Task to carry out
Render everything in the data from its first line down through the line containing "other-network-row[interactable]: Other... <box>60" as a JSON list of strings, one string per line, with blank lines omitted.

○ ○ ○

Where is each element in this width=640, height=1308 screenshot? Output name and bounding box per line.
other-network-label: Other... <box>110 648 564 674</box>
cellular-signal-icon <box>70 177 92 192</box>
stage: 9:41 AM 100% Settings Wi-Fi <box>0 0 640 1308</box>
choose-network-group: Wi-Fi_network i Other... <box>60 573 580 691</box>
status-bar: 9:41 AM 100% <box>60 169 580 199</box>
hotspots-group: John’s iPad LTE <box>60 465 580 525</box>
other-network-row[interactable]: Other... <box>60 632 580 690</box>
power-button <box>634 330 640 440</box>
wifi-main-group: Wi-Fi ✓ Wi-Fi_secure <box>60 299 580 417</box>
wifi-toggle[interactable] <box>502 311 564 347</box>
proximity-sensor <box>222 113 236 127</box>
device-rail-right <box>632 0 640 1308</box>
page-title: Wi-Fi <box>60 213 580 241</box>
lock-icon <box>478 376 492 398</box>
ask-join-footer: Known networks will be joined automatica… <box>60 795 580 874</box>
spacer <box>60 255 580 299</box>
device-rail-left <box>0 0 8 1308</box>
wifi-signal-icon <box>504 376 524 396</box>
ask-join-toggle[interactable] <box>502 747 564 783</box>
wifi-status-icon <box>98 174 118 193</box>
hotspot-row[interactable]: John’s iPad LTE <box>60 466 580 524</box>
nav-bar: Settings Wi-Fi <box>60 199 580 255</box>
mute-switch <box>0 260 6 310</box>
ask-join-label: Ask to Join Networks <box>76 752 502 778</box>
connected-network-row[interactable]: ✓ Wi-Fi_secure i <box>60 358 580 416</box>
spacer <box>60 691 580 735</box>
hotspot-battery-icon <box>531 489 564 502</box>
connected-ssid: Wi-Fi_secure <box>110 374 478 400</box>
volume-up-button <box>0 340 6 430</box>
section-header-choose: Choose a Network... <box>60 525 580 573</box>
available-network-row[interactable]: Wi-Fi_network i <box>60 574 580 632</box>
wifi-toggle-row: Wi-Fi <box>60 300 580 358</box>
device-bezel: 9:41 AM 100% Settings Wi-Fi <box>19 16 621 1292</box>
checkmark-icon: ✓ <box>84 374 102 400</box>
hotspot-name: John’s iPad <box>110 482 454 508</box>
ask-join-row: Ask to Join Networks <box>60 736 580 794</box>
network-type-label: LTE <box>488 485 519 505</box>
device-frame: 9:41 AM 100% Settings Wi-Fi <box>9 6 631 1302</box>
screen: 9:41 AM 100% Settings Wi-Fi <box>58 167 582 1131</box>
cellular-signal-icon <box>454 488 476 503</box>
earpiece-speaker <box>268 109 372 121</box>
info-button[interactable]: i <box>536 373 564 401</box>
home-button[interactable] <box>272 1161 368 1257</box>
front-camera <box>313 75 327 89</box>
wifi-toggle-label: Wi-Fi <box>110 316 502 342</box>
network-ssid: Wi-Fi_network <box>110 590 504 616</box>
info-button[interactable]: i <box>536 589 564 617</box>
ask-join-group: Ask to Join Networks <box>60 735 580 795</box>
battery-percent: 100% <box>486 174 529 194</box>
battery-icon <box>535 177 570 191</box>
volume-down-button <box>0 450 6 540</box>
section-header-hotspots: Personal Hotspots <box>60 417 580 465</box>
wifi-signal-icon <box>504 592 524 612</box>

○ ○ ○

Result
[
  "Where is each element in this width=640, height=1308 screenshot? Output name and bounding box per line.",
  "other-network-label: Other... <box>110 648 564 674</box>",
  "cellular-signal-icon <box>70 177 92 192</box>",
  "stage: 9:41 AM 100% Settings Wi-Fi <box>0 0 640 1308</box>",
  "choose-network-group: Wi-Fi_network i Other... <box>60 573 580 691</box>",
  "status-bar: 9:41 AM 100% <box>60 169 580 199</box>",
  "hotspots-group: John’s iPad LTE <box>60 465 580 525</box>",
  "other-network-row[interactable]: Other... <box>60 632 580 690</box>"
]